- **REQUIRED WORK**
Word for word, transcribe the lines below and drop the pictures.

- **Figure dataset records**
----

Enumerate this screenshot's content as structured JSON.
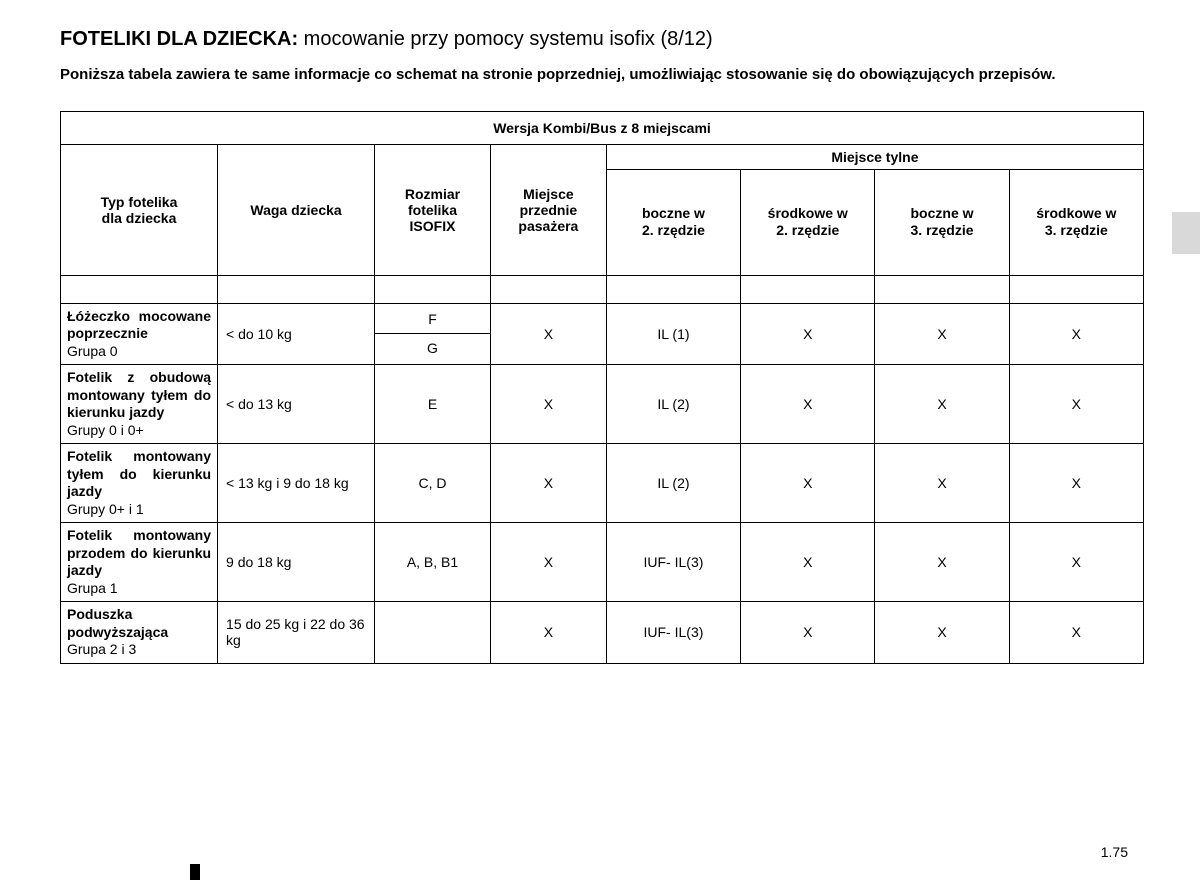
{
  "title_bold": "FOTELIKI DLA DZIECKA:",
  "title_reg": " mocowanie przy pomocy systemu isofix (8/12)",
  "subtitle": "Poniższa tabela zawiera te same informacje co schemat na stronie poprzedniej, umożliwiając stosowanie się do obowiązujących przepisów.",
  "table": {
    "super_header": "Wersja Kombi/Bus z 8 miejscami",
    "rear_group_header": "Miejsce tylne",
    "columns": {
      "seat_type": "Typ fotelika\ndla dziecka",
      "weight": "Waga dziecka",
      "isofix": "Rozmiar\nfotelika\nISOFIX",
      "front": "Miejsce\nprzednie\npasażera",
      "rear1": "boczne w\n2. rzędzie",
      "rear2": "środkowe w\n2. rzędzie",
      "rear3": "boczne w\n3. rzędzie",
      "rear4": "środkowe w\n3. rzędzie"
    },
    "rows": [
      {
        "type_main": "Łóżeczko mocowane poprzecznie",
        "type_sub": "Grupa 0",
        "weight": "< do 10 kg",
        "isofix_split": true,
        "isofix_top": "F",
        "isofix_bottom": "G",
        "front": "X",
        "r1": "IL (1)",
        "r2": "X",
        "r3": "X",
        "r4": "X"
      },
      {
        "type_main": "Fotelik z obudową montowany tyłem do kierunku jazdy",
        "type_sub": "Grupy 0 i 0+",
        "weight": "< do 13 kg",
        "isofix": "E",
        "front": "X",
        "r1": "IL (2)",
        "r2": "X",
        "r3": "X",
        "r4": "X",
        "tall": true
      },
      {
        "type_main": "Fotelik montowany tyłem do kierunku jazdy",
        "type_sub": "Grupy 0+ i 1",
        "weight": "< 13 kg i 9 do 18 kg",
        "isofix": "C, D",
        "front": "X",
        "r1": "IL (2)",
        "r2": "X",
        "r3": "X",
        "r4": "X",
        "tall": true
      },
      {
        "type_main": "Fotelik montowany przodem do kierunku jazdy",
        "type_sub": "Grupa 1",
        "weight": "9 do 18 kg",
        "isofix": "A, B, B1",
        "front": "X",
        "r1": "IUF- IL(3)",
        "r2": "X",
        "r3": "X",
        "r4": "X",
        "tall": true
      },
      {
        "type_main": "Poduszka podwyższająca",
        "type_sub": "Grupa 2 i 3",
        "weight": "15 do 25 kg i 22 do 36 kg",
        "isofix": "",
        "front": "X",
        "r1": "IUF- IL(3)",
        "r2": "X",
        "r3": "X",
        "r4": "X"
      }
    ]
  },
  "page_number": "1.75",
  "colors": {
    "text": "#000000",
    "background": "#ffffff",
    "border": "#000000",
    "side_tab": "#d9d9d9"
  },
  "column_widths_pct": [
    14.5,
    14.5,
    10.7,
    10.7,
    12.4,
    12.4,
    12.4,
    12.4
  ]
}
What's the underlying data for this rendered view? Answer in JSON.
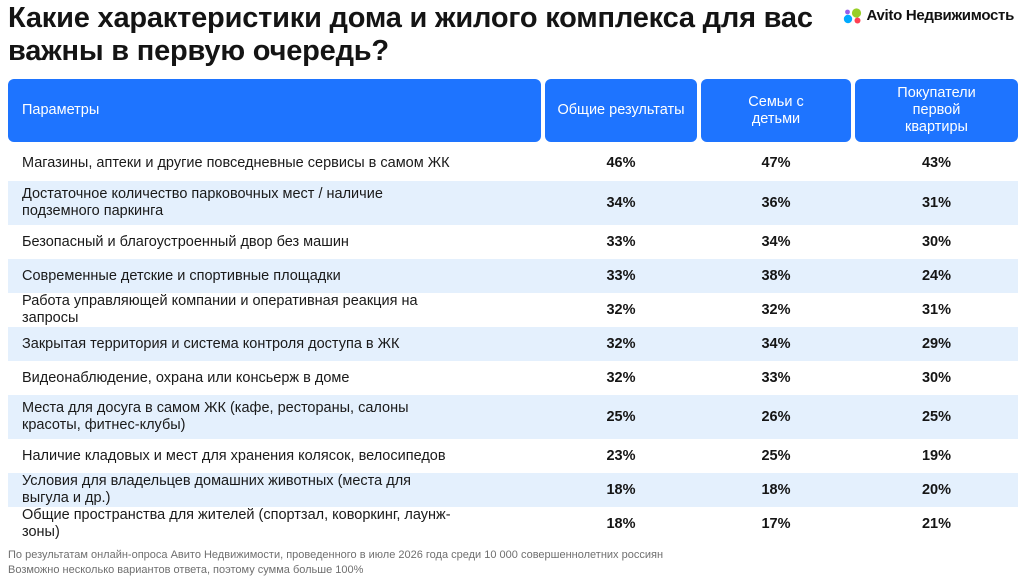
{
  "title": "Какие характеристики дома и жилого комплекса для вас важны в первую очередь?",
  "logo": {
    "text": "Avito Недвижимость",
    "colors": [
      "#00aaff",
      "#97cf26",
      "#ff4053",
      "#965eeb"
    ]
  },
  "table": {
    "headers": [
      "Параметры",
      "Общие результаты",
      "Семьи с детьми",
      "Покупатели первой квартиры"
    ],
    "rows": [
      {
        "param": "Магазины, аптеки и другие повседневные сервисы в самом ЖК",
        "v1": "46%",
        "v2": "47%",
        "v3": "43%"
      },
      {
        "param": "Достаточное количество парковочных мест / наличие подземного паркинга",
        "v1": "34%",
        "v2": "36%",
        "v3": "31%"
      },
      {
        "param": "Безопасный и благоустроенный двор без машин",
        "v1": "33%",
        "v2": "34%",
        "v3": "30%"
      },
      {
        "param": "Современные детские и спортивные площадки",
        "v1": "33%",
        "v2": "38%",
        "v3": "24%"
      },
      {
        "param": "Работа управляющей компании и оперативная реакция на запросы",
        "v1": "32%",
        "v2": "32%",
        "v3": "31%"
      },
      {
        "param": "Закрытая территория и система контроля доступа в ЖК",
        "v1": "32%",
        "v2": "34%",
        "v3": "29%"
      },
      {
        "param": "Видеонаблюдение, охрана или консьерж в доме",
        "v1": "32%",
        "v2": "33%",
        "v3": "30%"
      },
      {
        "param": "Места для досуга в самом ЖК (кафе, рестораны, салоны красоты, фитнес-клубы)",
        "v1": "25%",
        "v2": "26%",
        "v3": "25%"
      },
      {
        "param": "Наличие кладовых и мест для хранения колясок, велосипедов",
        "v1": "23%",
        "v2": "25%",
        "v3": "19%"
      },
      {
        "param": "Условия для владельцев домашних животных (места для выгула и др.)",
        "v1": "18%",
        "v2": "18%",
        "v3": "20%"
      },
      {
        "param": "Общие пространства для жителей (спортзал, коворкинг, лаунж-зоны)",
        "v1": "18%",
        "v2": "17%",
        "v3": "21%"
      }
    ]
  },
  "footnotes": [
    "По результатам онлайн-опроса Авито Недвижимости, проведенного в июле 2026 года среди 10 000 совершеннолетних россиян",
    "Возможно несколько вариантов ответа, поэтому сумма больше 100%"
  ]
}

----

- **EXPECTED ANSWER**
Enumerate this screenshot's content as structured JSON.
{
  "title_bold": "FOTELIKI DLA DZIECKA:",
  "title_reg": " mocowanie przy pomocy systemu isofix (8/12)",
  "subtitle": "Poniższa tabela zawiera te same informacje co schemat na stronie poprzedniej, umożliwiając stosowanie się do obowiązujących przepisów.",
  "table": {
    "super_header": "Wersja Kombi/Bus z 8 miejscami",
    "rear_group_header": "Miejsce tylne",
    "columns": {
      "seat_type": "Typ fotelika\ndla dziecka",
      "weight": "Waga dziecka",
      "isofix": "Rozmiar\nfotelika\nISOFIX",
      "front": "Miejsce\nprzednie\npasażera",
      "rear1": "boczne w\n2. rzędzie",
      "rear2": "środkowe w\n2. rzędzie",
      "rear3": "boczne w\n3. rzędzie",
      "rear4": "środkowe w\n3. rzędzie"
    },
    "rows": [
      {
        "type_main": "Łóżeczko mocowane poprzecznie",
        "type_sub": "Grupa 0",
        "weight": "< do 10 kg",
        "isofix_split": true,
        "isofix_top": "F",
        "isofix_bottom": "G",
        "front": "X",
        "r1": "IL (1)",
        "r2": "X",
        "r3": "X",
        "r4": "X"
      },
      {
        "type_main": "Fotelik z obudową montowany tyłem do kierunku jazdy",
        "type_sub": "Grupy 0 i 0+",
        "weight": "< do 13 kg",
        "isofix": "E",
        "front": "X",
        "r1": "IL (2)",
        "r2": "X",
        "r3": "X",
        "r4": "X",
        "tall": true
      },
      {
        "type_main": "Fotelik montowany tyłem do kierunku jazdy",
        "type_sub": "Grupy 0+ i 1",
        "weight": "< 13 kg i 9 do 18 kg",
        "isofix": "C, D",
        "front": "X",
        "r1": "IL (2)",
        "r2": "X",
        "r3": "X",
        "r4": "X",
        "tall": true
      },
      {
        "type_main": "Fotelik montowany przodem do kierunku jazdy",
        "type_sub": "Grupa 1",
        "weight": "9 do 18 kg",
        "isofix": "A, B, B1",
        "front": "X",
        "r1": "IUF- IL(3)",
        "r2": "X",
        "r3": "X",
        "r4": "X",
        "tall": true
      },
      {
        "type_main": "Poduszka podwyższająca",
        "type_sub": "Grupa 2 i 3",
        "weight": "15 do 25 kg i 22 do 36 kg",
        "isofix": "",
        "front": "X",
        "r1": "IUF- IL(3)",
        "r2": "X",
        "r3": "X",
        "r4": "X"
      }
    ]
  },
  "page_number": "1.75",
  "colors": {
    "text": "#000000",
    "background": "#ffffff",
    "border": "#000000",
    "side_tab": "#d9d9d9"
  },
  "column_widths_pct": [
    14.5,
    14.5,
    10.7,
    10.7,
    12.4,
    12.4,
    12.4,
    12.4
  ]
}
What's the underlying data for this rendered view? Answer in JSON.
{
  "title": "Какие характеристики дома и жилого комплекса для вас важны в первую очередь?",
  "logo": {
    "text": "Avito Недвижимость",
    "colors": [
      "#00aaff",
      "#97cf26",
      "#ff4053",
      "#965eeb"
    ]
  },
  "table": {
    "headers": [
      "Параметры",
      "Общие результаты",
      "Семьи с детьми",
      "Покупатели первой квартиры"
    ],
    "rows": [
      {
        "param": "Магазины, аптеки и другие повседневные сервисы в самом ЖК",
        "v1": "46%",
        "v2": "47%",
        "v3": "43%"
      },
      {
        "param": "Достаточное количество парковочных мест / наличие подземного паркинга",
        "v1": "34%",
        "v2": "36%",
        "v3": "31%"
      },
      {
        "param": "Безопасный и благоустроенный двор без машин",
        "v1": "33%",
        "v2": "34%",
        "v3": "30%"
      },
      {
        "param": "Современные детские и спортивные площадки",
        "v1": "33%",
        "v2": "38%",
        "v3": "24%"
      },
      {
        "param": "Работа управляющей компании и оперативная реакция на запросы",
        "v1": "32%",
        "v2": "32%",
        "v3": "31%"
      },
      {
        "param": "Закрытая территория и система контроля доступа в ЖК",
        "v1": "32%",
        "v2": "34%",
        "v3": "29%"
      },
      {
        "param": "Видеонаблюдение, охрана или консьерж в доме",
        "v1": "32%",
        "v2": "33%",
        "v3": "30%"
      },
      {
        "param": "Места для досуга в самом ЖК (кафе, рестораны, салоны красоты, фитнес-клубы)",
        "v1": "25%",
        "v2": "26%",
        "v3": "25%"
      },
      {
        "param": "Наличие кладовых и мест для хранения колясок, велосипедов",
        "v1": "23%",
        "v2": "25%",
        "v3": "19%"
      },
      {
        "param": "Условия для владельцев домашних животных (места для выгула и др.)",
        "v1": "18%",
        "v2": "18%",
        "v3": "20%"
      },
      {
        "param": "Общие пространства для жителей (спортзал, коворкинг, лаунж-зоны)",
        "v1": "18%",
        "v2": "17%",
        "v3": "21%"
      }
    ]
  },
  "footnotes": [
    "По результатам онлайн-опроса Авито Недвижимости, проведенного в июле 2026 года среди 10 000 совершеннолетних россиян",
    "Возможно несколько вариантов ответа, поэтому сумма больше 100%"
  ]
}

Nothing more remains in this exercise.